**Work to complete**
Give a count of the lines below that have the string "Gains" in them, with no other words.

Figure data in JSON
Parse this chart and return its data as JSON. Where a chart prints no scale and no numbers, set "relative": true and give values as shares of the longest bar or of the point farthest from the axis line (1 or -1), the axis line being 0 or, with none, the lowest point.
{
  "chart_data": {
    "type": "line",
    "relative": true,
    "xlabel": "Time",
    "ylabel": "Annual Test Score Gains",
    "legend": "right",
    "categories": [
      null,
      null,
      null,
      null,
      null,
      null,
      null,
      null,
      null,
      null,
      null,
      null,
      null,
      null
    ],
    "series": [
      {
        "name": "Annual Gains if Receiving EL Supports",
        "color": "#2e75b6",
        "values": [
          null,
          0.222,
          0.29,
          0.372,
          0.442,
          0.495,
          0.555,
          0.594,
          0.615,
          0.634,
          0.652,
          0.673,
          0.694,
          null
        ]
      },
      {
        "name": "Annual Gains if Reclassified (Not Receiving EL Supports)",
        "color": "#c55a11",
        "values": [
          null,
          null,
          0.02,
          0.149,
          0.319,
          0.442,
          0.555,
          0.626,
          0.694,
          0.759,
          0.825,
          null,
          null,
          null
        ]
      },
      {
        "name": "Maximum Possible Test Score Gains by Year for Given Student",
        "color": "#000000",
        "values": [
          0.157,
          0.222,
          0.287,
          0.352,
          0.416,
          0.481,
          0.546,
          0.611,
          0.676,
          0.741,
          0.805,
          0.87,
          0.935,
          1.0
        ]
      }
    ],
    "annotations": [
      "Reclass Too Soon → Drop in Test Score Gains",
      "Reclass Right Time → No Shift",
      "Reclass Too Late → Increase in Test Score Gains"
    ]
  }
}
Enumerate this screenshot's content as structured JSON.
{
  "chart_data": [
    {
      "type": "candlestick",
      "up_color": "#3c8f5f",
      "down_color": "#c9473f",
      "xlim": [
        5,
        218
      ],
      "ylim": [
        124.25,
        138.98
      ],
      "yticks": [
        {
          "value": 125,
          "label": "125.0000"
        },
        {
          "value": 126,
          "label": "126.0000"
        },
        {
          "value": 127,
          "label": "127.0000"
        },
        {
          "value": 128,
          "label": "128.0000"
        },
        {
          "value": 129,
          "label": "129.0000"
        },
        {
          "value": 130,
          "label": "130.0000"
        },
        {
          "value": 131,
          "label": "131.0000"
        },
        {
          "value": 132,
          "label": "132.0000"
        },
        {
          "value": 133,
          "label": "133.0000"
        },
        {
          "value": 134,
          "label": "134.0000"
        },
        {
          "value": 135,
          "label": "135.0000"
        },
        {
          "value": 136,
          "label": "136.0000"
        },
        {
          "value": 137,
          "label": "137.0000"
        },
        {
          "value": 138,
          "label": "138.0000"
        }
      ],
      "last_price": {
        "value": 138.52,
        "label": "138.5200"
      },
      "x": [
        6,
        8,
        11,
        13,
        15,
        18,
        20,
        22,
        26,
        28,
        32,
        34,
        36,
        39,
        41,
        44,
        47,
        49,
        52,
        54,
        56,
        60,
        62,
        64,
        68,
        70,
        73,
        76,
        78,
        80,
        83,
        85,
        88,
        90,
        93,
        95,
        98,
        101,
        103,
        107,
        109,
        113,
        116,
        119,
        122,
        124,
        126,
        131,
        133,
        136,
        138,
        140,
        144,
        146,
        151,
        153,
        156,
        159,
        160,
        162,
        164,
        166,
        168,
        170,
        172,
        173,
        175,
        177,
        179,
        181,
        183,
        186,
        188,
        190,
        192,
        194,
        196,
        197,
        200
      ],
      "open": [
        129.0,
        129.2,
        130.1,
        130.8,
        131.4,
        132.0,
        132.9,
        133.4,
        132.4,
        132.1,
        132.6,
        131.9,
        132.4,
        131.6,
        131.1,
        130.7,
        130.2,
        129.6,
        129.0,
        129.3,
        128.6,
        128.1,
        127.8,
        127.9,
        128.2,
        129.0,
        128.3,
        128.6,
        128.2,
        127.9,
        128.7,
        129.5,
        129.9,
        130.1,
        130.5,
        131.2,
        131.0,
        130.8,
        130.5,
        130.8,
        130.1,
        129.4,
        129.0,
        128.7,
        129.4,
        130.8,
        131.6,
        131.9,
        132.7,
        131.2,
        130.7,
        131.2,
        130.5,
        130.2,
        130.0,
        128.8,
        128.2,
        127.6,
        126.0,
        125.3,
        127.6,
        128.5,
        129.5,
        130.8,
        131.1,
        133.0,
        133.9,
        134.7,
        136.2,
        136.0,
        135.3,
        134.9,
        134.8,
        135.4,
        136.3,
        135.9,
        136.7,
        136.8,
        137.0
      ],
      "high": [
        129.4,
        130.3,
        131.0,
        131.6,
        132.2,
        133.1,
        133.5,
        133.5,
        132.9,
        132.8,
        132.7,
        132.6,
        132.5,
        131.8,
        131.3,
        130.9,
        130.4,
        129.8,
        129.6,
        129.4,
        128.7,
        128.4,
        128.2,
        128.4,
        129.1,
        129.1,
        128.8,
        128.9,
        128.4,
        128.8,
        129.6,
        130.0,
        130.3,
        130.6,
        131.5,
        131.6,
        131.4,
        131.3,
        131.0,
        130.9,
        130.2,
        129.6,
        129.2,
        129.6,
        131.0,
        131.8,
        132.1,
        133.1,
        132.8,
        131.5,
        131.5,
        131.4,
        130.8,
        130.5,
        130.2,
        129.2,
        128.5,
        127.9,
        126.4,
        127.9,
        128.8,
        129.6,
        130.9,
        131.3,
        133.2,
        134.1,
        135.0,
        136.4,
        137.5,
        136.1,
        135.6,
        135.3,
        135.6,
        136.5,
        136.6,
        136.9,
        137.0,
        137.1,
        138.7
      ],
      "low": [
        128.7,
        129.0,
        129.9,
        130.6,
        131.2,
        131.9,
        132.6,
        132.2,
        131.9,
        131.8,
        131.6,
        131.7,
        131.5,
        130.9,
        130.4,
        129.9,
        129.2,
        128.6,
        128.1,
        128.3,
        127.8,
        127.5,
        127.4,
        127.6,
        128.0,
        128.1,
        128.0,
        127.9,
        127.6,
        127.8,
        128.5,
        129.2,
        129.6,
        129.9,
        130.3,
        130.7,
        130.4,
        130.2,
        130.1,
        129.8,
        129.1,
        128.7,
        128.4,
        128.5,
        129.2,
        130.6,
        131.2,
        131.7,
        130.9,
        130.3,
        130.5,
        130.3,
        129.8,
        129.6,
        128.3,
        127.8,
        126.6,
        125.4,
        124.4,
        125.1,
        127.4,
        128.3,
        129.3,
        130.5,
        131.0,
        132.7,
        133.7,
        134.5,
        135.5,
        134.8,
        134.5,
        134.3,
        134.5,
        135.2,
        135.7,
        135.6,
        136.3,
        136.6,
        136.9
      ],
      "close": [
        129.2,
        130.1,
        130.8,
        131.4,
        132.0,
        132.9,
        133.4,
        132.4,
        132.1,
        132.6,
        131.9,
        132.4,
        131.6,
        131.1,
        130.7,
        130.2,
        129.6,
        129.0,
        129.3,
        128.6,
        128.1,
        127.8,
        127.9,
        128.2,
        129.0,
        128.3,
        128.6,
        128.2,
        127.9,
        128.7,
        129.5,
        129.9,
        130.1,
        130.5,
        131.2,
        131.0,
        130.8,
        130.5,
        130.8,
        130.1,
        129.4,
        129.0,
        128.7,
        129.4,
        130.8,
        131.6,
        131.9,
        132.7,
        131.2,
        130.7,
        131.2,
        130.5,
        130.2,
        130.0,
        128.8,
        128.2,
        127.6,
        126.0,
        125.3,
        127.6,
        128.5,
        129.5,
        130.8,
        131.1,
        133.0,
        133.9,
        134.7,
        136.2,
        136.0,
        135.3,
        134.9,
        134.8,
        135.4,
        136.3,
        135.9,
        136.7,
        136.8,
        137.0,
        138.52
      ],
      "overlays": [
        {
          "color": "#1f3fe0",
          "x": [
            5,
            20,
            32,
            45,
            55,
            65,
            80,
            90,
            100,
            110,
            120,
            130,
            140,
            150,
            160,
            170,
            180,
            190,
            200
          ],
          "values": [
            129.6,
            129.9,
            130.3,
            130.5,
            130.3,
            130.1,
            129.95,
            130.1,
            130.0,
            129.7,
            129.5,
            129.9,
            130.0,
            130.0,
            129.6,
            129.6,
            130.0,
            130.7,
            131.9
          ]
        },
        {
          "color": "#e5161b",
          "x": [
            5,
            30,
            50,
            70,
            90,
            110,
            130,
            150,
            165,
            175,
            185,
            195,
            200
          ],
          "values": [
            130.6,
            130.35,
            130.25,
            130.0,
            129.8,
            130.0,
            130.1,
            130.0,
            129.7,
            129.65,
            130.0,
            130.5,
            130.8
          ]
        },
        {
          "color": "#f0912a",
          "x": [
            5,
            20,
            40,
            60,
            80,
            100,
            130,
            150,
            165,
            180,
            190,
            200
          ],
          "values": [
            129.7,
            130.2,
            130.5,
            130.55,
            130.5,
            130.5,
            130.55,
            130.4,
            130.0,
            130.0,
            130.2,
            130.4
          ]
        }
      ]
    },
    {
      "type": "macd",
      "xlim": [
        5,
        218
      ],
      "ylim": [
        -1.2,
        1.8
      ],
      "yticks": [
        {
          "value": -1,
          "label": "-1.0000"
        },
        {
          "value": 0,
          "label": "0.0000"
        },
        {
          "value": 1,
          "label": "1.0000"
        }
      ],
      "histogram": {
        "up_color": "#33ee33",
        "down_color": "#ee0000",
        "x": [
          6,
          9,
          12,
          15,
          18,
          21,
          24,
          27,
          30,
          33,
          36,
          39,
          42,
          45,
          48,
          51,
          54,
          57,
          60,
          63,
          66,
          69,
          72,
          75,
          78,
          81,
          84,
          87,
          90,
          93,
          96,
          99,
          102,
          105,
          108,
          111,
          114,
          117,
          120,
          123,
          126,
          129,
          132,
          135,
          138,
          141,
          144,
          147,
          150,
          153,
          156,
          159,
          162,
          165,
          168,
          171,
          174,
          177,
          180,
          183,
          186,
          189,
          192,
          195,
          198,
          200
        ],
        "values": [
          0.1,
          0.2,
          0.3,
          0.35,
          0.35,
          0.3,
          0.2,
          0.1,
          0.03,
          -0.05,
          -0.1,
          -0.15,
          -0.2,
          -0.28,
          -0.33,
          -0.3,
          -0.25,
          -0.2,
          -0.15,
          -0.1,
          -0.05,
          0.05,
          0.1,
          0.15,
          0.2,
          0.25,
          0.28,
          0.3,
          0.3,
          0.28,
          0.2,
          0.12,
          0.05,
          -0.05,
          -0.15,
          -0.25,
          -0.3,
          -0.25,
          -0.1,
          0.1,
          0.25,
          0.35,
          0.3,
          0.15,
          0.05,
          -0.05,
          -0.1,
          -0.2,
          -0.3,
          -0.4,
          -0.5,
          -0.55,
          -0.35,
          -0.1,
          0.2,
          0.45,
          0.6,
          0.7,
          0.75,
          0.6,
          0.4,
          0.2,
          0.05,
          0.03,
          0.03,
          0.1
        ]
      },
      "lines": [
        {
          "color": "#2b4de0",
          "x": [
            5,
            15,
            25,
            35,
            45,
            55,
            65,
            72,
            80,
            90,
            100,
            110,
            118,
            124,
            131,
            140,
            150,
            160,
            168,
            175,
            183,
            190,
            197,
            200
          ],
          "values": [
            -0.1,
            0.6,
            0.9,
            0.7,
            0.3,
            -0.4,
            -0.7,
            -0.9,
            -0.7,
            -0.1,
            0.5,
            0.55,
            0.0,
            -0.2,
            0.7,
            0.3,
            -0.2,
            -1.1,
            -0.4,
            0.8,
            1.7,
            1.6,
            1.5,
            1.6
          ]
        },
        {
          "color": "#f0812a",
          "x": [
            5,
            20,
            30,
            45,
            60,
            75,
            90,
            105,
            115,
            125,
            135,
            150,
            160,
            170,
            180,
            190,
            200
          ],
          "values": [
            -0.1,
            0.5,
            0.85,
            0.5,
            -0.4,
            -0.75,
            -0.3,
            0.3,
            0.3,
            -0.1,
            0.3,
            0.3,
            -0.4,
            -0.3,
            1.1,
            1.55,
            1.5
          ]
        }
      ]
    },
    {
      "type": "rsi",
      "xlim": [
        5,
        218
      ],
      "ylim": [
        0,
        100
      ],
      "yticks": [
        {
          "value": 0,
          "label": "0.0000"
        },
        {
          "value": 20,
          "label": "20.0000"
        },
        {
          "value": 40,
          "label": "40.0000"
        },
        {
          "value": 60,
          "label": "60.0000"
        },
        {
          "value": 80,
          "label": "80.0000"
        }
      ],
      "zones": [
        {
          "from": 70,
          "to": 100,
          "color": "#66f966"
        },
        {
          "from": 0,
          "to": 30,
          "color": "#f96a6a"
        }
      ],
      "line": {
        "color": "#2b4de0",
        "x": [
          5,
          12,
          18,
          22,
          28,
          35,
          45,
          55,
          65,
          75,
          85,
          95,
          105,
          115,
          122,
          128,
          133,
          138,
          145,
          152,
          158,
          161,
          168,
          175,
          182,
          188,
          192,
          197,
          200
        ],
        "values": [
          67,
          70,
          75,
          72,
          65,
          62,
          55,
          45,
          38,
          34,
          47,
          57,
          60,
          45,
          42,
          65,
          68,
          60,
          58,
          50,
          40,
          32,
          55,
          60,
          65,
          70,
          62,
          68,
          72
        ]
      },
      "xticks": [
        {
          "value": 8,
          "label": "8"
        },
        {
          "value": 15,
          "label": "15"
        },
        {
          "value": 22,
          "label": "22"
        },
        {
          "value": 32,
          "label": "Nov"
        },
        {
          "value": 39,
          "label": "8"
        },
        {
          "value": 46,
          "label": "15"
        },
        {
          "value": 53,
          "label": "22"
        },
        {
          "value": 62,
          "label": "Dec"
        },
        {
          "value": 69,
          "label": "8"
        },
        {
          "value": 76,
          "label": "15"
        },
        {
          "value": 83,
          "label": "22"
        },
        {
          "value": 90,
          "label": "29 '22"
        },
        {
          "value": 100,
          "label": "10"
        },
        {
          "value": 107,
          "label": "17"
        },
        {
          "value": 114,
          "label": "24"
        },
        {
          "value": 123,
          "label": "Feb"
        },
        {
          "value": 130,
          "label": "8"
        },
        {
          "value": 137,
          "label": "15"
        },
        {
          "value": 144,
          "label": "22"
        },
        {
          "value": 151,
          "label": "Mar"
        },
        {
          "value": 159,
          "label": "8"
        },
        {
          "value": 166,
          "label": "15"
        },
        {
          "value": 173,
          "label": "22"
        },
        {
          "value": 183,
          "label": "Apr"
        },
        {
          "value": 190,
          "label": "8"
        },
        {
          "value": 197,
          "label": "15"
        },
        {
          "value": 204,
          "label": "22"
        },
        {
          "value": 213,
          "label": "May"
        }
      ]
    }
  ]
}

**Answer for the task**
6